**Work to complete:** Restate the data below word for word. Skip any images it contains.

**Input material:**
+--

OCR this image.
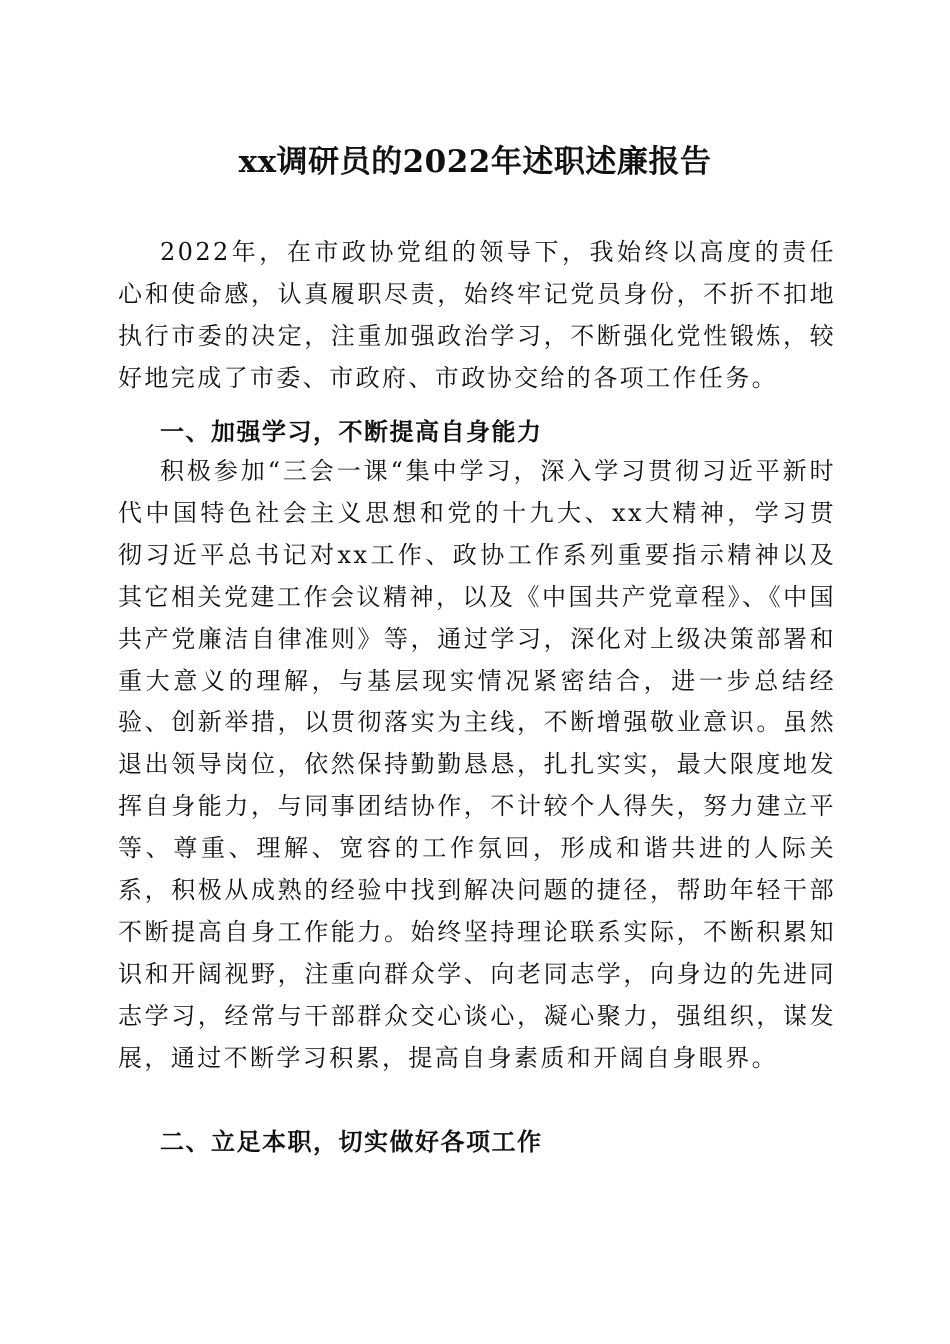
xx调研员的2022年述职述廉报告

2022年，在市政协党组的领导下，我始终以高度的责任心和使命感，认真履职尽责，始终牢记党员身份，不折不扣地执行市委的决定，注重加强政治学习，不断强化党性锻炼，较好地完成了市委、市政府、市政协交给的各项工作任务。

一、加强学习，不断提高自身能力

积极参加“三会一课“集中学习，深入学习贯彻习近平新时代中国特色社会主义思想和党的十九大、xx大精神，学习贯彻习近平总书记对xx工作、政协工作系列重要指示精神以及其它相关党建工作会议精神，以及《中国共产党章程》、《中国共产党廉洁自律准则》等，通过学习，深化对上级决策部署和重大意义的理解，与基层现实情况紧密结合，进一步总结经验、创新举措，以贯彻落实为主线，不断增强敬业意识。虽然退出领导岗位，依然保持勤勤恳恳，扎扎实实，最大限度地发挥自身能力，与同事团结协作，不计较个人得失，努力建立平等、尊重、理解、宽容的工作氛回，形成和谐共进的人际关系，积极从成熟的经验中找到解决问题的捷径，帮助年轻干部不断提高自身工作能力。始终坚持理论联系实际，不断积累知识和开阔视野，注重向群众学、向老同志学，向身边的先进同志学习，经常与干部群众交心谈心，凝心聚力，强组织，谋发展，通过不断学习积累，提高自身素质和开阔自身眼界。

二、立足本职，切实做好各项工作
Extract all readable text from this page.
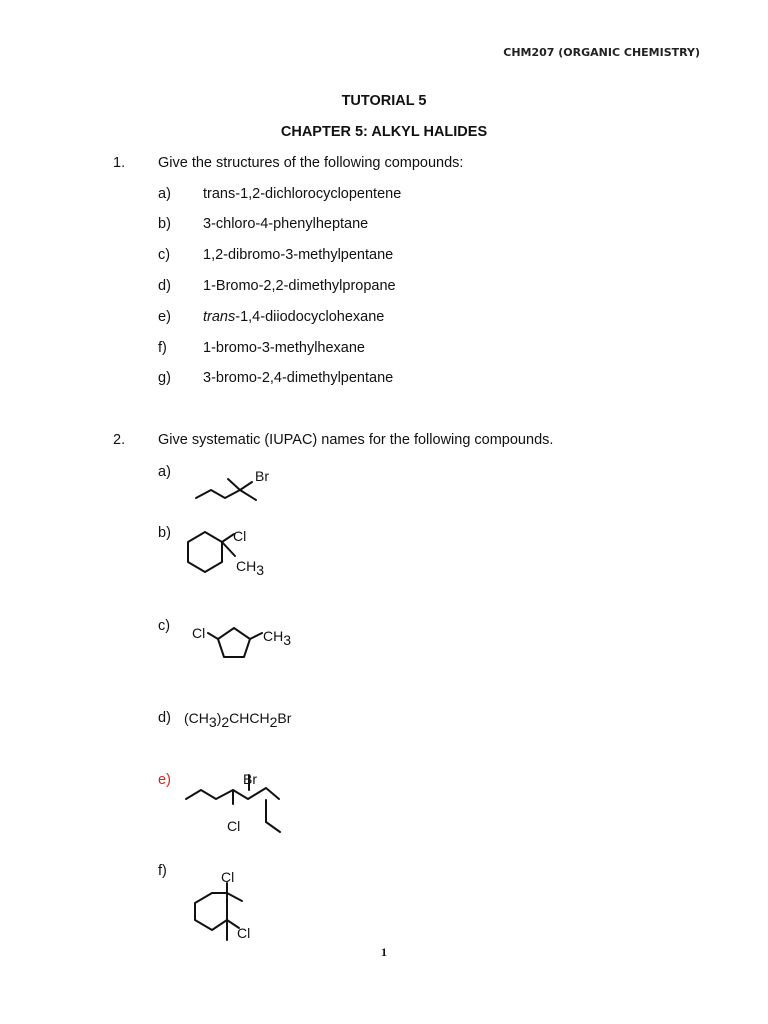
CHM207 (ORGANIC CHEMISTRY)
TUTORIAL 5
CHAPTER 5: ALKYL HALIDES
1. Give the structures of the following compounds:
a) trans-1,2-dichlorocyclopentene
b) 3-chloro-4-phenylheptane
c) 1,2-dibromo-3-methylpentane
d) 1-Bromo-2,2-dimethylpropane
e) trans-1,4-diiodocyclohexane
f) 1-bromo-3-methylhexane
g) 3-bromo-2,4-dimethylpentane
2. Give systematic (IUPAC) names for the following compounds.
a)	Br
b)	Cl
CH3
c) Cl	CH3
d) (CH3)2CHCH2Br
e)	Br
Cl
f)	Cl
Cl
1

+--

**Output of the exercise:**
OCR this image.
xx调研员的2022年述职述廉报告

2022年，在市政协党组的领导下，我始终以高度的责任心和使命感，认真履职尽责，始终牢记党员身份，不折不扣地执行市委的决定，注重加强政治学习，不断强化党性锻炼，较好地完成了市委、市政府、市政协交给的各项工作任务。

一、加强学习，不断提高自身能力

积极参加“三会一课“集中学习，深入学习贯彻习近平新时代中国特色社会主义思想和党的十九大、xx大精神，学习贯彻习近平总书记对xx工作、政协工作系列重要指示精神以及其它相关党建工作会议精神，以及《中国共产党章程》、《中国共产党廉洁自律准则》等，通过学习，深化对上级决策部署和重大意义的理解，与基层现实情况紧密结合，进一步总结经验、创新举措，以贯彻落实为主线，不断增强敬业意识。虽然退出领导岗位，依然保持勤勤恳恳，扎扎实实，最大限度地发挥自身能力，与同事团结协作，不计较个人得失，努力建立平等、尊重、理解、宽容的工作氛回，形成和谐共进的人际关系，积极从成熟的经验中找到解决问题的捷径，帮助年轻干部不断提高自身工作能力。始终坚持理论联系实际，不断积累知识和开阔视野，注重向群众学、向老同志学，向身边的先进同志学习，经常与干部群众交心谈心，凝心聚力，强组织，谋发展，通过不断学习积累，提高自身素质和开阔自身眼界。

二、立足本职，切实做好各项工作
Extract all readable text from this page.
CHM207 (ORGANIC CHEMISTRY)
TUTORIAL 5
CHAPTER 5: ALKYL HALIDES
1. Give the structures of the following compounds:
a) trans-1,2-dichlorocyclopentene
b) 3-chloro-4-phenylheptane
c) 1,2-dibromo-3-methylpentane
d) 1-Bromo-2,2-dimethylpropane
e) trans-1,4-diiodocyclohexane
f) 1-bromo-3-methylhexane
g) 3-bromo-2,4-dimethylpentane
2. Give systematic (IUPAC) names for the following compounds.
a)	Br
b)	Cl
CH3
c) Cl	CH3
d) (CH3)2CHCH2Br
e)	Br
Cl
f)	Cl
Cl
1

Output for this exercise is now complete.